• [Data extract]:

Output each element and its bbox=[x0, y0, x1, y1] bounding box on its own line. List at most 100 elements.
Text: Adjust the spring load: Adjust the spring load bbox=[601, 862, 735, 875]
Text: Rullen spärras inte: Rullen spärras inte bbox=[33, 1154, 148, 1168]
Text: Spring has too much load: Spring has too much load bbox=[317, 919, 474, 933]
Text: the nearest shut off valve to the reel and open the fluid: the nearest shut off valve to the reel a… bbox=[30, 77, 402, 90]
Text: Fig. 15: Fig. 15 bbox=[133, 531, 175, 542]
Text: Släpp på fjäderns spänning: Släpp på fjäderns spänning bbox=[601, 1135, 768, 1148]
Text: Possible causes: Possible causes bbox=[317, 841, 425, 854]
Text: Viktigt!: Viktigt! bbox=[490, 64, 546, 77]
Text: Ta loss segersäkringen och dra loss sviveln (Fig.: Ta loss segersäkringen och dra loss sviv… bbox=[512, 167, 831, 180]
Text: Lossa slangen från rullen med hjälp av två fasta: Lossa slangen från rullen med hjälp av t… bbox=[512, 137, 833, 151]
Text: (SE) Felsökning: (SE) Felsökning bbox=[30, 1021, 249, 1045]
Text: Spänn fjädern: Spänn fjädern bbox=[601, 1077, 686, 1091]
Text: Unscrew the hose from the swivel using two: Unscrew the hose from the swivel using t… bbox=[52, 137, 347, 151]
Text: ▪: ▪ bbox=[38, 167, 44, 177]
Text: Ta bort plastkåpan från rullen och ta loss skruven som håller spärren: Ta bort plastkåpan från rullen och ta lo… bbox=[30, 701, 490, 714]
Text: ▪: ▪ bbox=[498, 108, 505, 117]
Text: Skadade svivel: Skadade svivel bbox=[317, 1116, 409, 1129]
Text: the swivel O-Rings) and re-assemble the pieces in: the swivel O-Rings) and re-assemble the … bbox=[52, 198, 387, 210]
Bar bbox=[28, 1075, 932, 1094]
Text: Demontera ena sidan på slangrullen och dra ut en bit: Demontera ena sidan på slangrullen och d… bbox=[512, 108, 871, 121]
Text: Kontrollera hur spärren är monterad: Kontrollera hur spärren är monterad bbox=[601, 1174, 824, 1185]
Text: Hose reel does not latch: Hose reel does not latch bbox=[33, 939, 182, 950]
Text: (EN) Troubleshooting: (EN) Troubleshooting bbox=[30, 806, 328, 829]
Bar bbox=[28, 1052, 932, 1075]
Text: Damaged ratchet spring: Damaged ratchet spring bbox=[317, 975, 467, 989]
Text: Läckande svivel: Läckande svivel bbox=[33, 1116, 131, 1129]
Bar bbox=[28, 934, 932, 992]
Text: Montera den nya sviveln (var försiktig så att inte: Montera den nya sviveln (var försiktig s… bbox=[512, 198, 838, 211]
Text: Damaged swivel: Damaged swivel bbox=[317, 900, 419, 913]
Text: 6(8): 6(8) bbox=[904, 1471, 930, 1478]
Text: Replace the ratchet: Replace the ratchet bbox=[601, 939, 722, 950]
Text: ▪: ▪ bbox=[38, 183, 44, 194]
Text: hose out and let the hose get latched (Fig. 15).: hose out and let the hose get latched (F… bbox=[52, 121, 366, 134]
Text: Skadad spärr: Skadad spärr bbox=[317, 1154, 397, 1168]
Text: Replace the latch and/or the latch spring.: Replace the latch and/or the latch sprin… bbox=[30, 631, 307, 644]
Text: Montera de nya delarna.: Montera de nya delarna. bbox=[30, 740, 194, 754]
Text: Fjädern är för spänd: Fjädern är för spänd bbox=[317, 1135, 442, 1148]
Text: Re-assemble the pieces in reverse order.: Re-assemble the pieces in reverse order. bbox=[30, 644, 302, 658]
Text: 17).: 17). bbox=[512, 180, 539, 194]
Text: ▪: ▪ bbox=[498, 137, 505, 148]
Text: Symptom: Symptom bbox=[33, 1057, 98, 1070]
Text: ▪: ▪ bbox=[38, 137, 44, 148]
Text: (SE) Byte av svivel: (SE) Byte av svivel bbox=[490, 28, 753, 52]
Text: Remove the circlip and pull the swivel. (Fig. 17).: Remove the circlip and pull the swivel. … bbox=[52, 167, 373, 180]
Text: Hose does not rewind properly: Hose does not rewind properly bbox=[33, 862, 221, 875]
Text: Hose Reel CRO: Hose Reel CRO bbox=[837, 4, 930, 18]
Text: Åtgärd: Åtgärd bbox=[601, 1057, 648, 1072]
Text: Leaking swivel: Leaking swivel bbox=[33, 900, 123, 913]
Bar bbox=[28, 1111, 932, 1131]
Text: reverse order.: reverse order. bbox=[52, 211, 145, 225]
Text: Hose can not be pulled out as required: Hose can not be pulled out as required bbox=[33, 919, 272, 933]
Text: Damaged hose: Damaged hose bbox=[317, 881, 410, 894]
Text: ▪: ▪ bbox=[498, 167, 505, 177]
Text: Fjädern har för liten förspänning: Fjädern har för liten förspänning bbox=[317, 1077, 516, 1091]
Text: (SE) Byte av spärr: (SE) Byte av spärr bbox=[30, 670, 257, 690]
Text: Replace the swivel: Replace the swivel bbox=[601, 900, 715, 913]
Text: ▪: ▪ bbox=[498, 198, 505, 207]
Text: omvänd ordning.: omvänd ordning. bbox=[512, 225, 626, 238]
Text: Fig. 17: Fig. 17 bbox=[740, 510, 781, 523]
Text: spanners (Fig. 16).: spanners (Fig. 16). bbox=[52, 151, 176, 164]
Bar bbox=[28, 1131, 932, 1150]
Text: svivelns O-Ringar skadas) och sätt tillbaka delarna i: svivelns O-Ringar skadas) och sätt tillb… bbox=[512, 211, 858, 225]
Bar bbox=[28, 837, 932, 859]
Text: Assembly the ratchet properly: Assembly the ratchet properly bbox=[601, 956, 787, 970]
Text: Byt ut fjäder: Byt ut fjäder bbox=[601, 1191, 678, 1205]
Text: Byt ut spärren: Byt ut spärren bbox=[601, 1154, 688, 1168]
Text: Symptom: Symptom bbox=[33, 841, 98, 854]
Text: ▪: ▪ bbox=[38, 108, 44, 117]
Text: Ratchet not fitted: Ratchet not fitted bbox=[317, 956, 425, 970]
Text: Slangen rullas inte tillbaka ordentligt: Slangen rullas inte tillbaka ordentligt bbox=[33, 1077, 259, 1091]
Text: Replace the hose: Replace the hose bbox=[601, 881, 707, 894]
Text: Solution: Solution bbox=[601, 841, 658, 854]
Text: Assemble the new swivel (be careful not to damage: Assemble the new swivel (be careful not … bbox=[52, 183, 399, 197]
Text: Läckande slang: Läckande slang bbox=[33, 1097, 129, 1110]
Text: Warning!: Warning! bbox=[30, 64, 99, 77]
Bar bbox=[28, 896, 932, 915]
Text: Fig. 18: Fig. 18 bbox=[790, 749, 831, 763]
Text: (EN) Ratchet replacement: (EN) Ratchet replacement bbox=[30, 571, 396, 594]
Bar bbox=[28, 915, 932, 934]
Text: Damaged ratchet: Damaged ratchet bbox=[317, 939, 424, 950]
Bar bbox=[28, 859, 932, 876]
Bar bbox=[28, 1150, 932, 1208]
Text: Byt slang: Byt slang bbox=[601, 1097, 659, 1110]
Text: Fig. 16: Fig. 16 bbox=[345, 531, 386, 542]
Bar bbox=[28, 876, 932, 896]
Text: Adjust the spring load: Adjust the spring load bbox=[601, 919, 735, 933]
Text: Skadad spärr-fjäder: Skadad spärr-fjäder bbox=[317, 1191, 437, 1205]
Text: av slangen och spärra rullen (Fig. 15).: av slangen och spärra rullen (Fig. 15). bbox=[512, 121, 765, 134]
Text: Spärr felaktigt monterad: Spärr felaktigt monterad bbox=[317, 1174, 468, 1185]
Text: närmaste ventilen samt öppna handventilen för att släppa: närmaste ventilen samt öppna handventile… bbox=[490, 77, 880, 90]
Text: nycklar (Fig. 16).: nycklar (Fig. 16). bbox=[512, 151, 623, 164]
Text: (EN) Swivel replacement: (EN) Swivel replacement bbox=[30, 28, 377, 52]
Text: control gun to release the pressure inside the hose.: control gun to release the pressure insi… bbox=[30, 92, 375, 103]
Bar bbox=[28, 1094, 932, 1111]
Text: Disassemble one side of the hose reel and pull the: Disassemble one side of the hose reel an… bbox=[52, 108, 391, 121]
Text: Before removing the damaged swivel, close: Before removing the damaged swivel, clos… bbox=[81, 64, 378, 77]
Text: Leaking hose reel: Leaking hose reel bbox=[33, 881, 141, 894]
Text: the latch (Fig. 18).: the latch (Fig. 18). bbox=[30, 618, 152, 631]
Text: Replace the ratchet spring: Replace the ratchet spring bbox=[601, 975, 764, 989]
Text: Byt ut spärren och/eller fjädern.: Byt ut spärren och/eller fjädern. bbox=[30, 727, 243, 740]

• [Stated problem]: Can you extract every line from the first one through the line with "Bar bbox=[28, 1052, 932, 1075]", both included, copying each one unchanged?

• [Expected answer]:
Output each element and its bbox=[x0, y0, x1, y1] bounding box on its own line. List at most 100 elements.
Text: Adjust the spring load: Adjust the spring load bbox=[601, 862, 735, 875]
Text: Rullen spärras inte: Rullen spärras inte bbox=[33, 1154, 148, 1168]
Text: Spring has too much load: Spring has too much load bbox=[317, 919, 474, 933]
Text: the nearest shut off valve to the reel and open the fluid: the nearest shut off valve to the reel a… bbox=[30, 77, 402, 90]
Text: Fig. 15: Fig. 15 bbox=[133, 531, 175, 542]
Text: Släpp på fjäderns spänning: Släpp på fjäderns spänning bbox=[601, 1135, 768, 1148]
Text: Possible causes: Possible causes bbox=[317, 841, 425, 854]
Text: Viktigt!: Viktigt! bbox=[490, 64, 546, 77]
Text: Ta loss segersäkringen och dra loss sviveln (Fig.: Ta loss segersäkringen och dra loss sviv… bbox=[512, 167, 831, 180]
Text: Lossa slangen från rullen med hjälp av två fasta: Lossa slangen från rullen med hjälp av t… bbox=[512, 137, 833, 151]
Text: (SE) Felsökning: (SE) Felsökning bbox=[30, 1021, 249, 1045]
Text: Spänn fjädern: Spänn fjädern bbox=[601, 1077, 686, 1091]
Text: Unscrew the hose from the swivel using two: Unscrew the hose from the swivel using t… bbox=[52, 137, 347, 151]
Text: ▪: ▪ bbox=[38, 167, 44, 177]
Text: Ta bort plastkåpan från rullen och ta loss skruven som håller spärren: Ta bort plastkåpan från rullen och ta lo… bbox=[30, 701, 490, 714]
Text: ▪: ▪ bbox=[498, 108, 505, 117]
Text: Skadade svivel: Skadade svivel bbox=[317, 1116, 409, 1129]
Text: the swivel O-Rings) and re-assemble the pieces in: the swivel O-Rings) and re-assemble the … bbox=[52, 198, 387, 210]
Bar bbox=[28, 1075, 932, 1094]
Text: Demontera ena sidan på slangrullen och dra ut en bit: Demontera ena sidan på slangrullen och d… bbox=[512, 108, 871, 121]
Text: Kontrollera hur spärren är monterad: Kontrollera hur spärren är monterad bbox=[601, 1174, 824, 1185]
Text: Hose reel does not latch: Hose reel does not latch bbox=[33, 939, 182, 950]
Text: (EN) Troubleshooting: (EN) Troubleshooting bbox=[30, 806, 328, 829]
Bar bbox=[28, 1052, 932, 1075]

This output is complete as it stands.